WHAT TO DO → Output the material below in full, exactly as it is.

----

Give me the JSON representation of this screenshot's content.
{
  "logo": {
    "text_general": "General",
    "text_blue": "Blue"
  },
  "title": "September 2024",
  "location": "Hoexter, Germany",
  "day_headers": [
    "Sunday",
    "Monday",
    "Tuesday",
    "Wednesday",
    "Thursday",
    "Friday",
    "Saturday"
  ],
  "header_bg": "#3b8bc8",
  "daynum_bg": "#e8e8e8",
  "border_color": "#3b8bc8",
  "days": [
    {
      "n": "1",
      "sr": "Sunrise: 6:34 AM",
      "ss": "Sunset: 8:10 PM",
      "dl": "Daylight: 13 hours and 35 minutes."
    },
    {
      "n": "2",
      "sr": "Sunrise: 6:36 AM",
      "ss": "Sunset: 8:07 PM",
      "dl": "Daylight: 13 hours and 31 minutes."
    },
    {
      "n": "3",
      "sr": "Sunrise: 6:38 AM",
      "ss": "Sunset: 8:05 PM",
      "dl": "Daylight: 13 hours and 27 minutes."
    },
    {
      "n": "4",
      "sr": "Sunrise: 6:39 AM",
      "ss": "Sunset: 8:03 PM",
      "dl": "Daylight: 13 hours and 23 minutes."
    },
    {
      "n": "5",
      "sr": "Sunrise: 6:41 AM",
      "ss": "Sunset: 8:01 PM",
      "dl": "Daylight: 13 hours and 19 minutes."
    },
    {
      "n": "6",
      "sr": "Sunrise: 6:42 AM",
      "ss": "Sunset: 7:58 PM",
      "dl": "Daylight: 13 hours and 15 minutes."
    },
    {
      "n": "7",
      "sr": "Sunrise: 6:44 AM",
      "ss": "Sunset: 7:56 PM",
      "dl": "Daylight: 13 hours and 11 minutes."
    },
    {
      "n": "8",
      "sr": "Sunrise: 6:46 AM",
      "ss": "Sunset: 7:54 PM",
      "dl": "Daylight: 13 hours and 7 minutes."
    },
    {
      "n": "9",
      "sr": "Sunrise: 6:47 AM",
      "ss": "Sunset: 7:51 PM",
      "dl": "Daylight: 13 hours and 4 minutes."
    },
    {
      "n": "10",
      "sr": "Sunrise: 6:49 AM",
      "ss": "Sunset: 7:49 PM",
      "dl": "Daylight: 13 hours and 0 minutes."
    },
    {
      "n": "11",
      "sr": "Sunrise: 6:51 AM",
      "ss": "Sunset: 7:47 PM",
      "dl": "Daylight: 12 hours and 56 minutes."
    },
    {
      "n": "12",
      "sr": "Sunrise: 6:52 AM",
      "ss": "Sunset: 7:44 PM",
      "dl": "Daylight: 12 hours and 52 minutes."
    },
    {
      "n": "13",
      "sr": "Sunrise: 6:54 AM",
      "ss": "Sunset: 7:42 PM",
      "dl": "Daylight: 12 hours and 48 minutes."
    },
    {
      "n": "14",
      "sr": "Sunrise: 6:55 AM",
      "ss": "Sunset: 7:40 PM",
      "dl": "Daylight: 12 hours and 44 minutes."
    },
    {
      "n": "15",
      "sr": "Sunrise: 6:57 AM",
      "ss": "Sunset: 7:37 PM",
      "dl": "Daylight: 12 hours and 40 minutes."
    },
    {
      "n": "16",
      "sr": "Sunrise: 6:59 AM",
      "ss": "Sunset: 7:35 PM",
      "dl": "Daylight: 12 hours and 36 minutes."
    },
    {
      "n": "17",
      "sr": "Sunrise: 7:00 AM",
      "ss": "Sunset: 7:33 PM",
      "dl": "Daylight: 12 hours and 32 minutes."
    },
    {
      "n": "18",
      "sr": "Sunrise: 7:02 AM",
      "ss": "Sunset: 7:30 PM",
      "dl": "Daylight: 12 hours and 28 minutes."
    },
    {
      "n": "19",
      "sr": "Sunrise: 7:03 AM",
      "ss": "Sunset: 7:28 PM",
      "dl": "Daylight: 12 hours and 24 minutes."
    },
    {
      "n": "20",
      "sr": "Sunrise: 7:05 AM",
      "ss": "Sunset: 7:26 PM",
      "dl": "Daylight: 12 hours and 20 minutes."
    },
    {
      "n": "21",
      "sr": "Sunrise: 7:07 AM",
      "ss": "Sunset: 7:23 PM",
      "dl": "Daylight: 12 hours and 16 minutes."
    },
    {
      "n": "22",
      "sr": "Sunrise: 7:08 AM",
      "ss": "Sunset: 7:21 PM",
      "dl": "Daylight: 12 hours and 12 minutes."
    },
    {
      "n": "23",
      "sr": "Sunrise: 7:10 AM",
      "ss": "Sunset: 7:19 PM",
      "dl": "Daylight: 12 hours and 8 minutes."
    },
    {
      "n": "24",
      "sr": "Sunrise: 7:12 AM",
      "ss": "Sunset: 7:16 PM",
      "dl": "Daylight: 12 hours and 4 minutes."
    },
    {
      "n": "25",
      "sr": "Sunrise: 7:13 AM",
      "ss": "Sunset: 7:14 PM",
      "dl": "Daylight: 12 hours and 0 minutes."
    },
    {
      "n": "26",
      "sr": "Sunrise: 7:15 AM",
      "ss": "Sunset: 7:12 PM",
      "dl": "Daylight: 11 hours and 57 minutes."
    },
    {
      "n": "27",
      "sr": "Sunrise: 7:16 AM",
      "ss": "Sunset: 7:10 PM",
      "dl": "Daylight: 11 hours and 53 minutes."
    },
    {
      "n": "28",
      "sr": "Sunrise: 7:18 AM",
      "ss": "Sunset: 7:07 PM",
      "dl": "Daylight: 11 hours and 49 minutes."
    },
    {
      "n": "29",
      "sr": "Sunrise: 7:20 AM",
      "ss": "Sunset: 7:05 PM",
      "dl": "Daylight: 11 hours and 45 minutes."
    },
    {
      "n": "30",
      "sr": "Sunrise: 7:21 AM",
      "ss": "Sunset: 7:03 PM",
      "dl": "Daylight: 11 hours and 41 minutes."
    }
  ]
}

----

RESPONSE →
Give me the JSON representation of this screenshot's content.
{
  "logo": {
    "text_general": "General",
    "text_blue": "Blue"
  },
  "title": "September 2024",
  "location": "Hoexter, Germany",
  "day_headers": [
    "Sunday",
    "Monday",
    "Tuesday",
    "Wednesday",
    "Thursday",
    "Friday",
    "Saturday"
  ],
  "header_bg": "#3b8bc8",
  "daynum_bg": "#e8e8e8",
  "border_color": "#3b8bc8",
  "days": [
    {
      "n": "1",
      "sr": "Sunrise: 6:34 AM",
      "ss": "Sunset: 8:10 PM",
      "dl": "Daylight: 13 hours and 35 minutes."
    },
    {
      "n": "2",
      "sr": "Sunrise: 6:36 AM",
      "ss": "Sunset: 8:07 PM",
      "dl": "Daylight: 13 hours and 31 minutes."
    },
    {
      "n": "3",
      "sr": "Sunrise: 6:38 AM",
      "ss": "Sunset: 8:05 PM",
      "dl": "Daylight: 13 hours and 27 minutes."
    },
    {
      "n": "4",
      "sr": "Sunrise: 6:39 AM",
      "ss": "Sunset: 8:03 PM",
      "dl": "Daylight: 13 hours and 23 minutes."
    },
    {
      "n": "5",
      "sr": "Sunrise: 6:41 AM",
      "ss": "Sunset: 8:01 PM",
      "dl": "Daylight: 13 hours and 19 minutes."
    },
    {
      "n": "6",
      "sr": "Sunrise: 6:42 AM",
      "ss": "Sunset: 7:58 PM",
      "dl": "Daylight: 13 hours and 15 minutes."
    },
    {
      "n": "7",
      "sr": "Sunrise: 6:44 AM",
      "ss": "Sunset: 7:56 PM",
      "dl": "Daylight: 13 hours and 11 minutes."
    },
    {
      "n": "8",
      "sr": "Sunrise: 6:46 AM",
      "ss": "Sunset: 7:54 PM",
      "dl": "Daylight: 13 hours and 7 minutes."
    },
    {
      "n": "9",
      "sr": "Sunrise: 6:47 AM",
      "ss": "Sunset: 7:51 PM",
      "dl": "Daylight: 13 hours and 4 minutes."
    },
    {
      "n": "10",
      "sr": "Sunrise: 6:49 AM",
      "ss": "Sunset: 7:49 PM",
      "dl": "Daylight: 13 hours and 0 minutes."
    },
    {
      "n": "11",
      "sr": "Sunrise: 6:51 AM",
      "ss": "Sunset: 7:47 PM",
      "dl": "Daylight: 12 hours and 56 minutes."
    },
    {
      "n": "12",
      "sr": "Sunrise: 6:52 AM",
      "ss": "Sunset: 7:44 PM",
      "dl": "Daylight: 12 hours and 52 minutes."
    },
    {
      "n": "13",
      "sr": "Sunrise: 6:54 AM",
      "ss": "Sunset: 7:42 PM",
      "dl": "Daylight: 12 hours and 48 minutes."
    },
    {
      "n": "14",
      "sr": "Sunrise: 6:55 AM",
      "ss": "Sunset: 7:40 PM",
      "dl": "Daylight: 12 hours and 44 minutes."
    },
    {
      "n": "15",
      "sr": "Sunrise: 6:57 AM",
      "ss": "Sunset: 7:37 PM",
      "dl": "Daylight: 12 hours and 40 minutes."
    },
    {
      "n": "16",
      "sr": "Sunrise: 6:59 AM",
      "ss": "Sunset: 7:35 PM",
      "dl": "Daylight: 12 hours and 36 minutes."
    },
    {
      "n": "17",
      "sr": "Sunrise: 7:00 AM",
      "ss": "Sunset: 7:33 PM",
      "dl": "Daylight: 12 hours and 32 minutes."
    },
    {
      "n": "18",
      "sr": "Sunrise: 7:02 AM",
      "ss": "Sunset: 7:30 PM",
      "dl": "Daylight: 12 hours and 28 minutes."
    },
    {
      "n": "19",
      "sr": "Sunrise: 7:03 AM",
      "ss": "Sunset: 7:28 PM",
      "dl": "Daylight: 12 hours and 24 minutes."
    },
    {
      "n": "20",
      "sr": "Sunrise: 7:05 AM",
      "ss": "Sunset: 7:26 PM",
      "dl": "Daylight: 12 hours and 20 minutes."
    },
    {
      "n": "21",
      "sr": "Sunrise: 7:07 AM",
      "ss": "Sunset: 7:23 PM",
      "dl": "Daylight: 12 hours and 16 minutes."
    },
    {
      "n": "22",
      "sr": "Sunrise: 7:08 AM",
      "ss": "Sunset: 7:21 PM",
      "dl": "Daylight: 12 hours and 12 minutes."
    },
    {
      "n": "23",
      "sr": "Sunrise: 7:10 AM",
      "ss": "Sunset: 7:19 PM",
      "dl": "Daylight: 12 hours and 8 minutes."
    },
    {
      "n": "24",
      "sr": "Sunrise: 7:12 AM",
      "ss": "Sunset: 7:16 PM",
      "dl": "Daylight: 12 hours and 4 minutes."
    },
    {
      "n": "25",
      "sr": "Sunrise: 7:13 AM",
      "ss": "Sunset: 7:14 PM",
      "dl": "Daylight: 12 hours and 0 minutes."
    },
    {
      "n": "26",
      "sr": "Sunrise: 7:15 AM",
      "ss": "Sunset: 7:12 PM",
      "dl": "Daylight: 11 hours and 57 minutes."
    },
    {
      "n": "27",
      "sr": "Sunrise: 7:16 AM",
      "ss": "Sunset: 7:10 PM",
      "dl": "Daylight: 11 hours and 53 minutes."
    },
    {
      "n": "28",
      "sr": "Sunrise: 7:18 AM",
      "ss": "Sunset: 7:07 PM",
      "dl": "Daylight: 11 hours and 49 minutes."
    },
    {
      "n": "29",
      "sr": "Sunrise: 7:20 AM",
      "ss": "Sunset: 7:05 PM",
      "dl": "Daylight: 11 hours and 45 minutes."
    },
    {
      "n": "30",
      "sr": "Sunrise: 7:21 AM",
      "ss": "Sunset: 7:03 PM",
      "dl": "Daylight: 11 hours and 41 minutes."
    }
  ]
}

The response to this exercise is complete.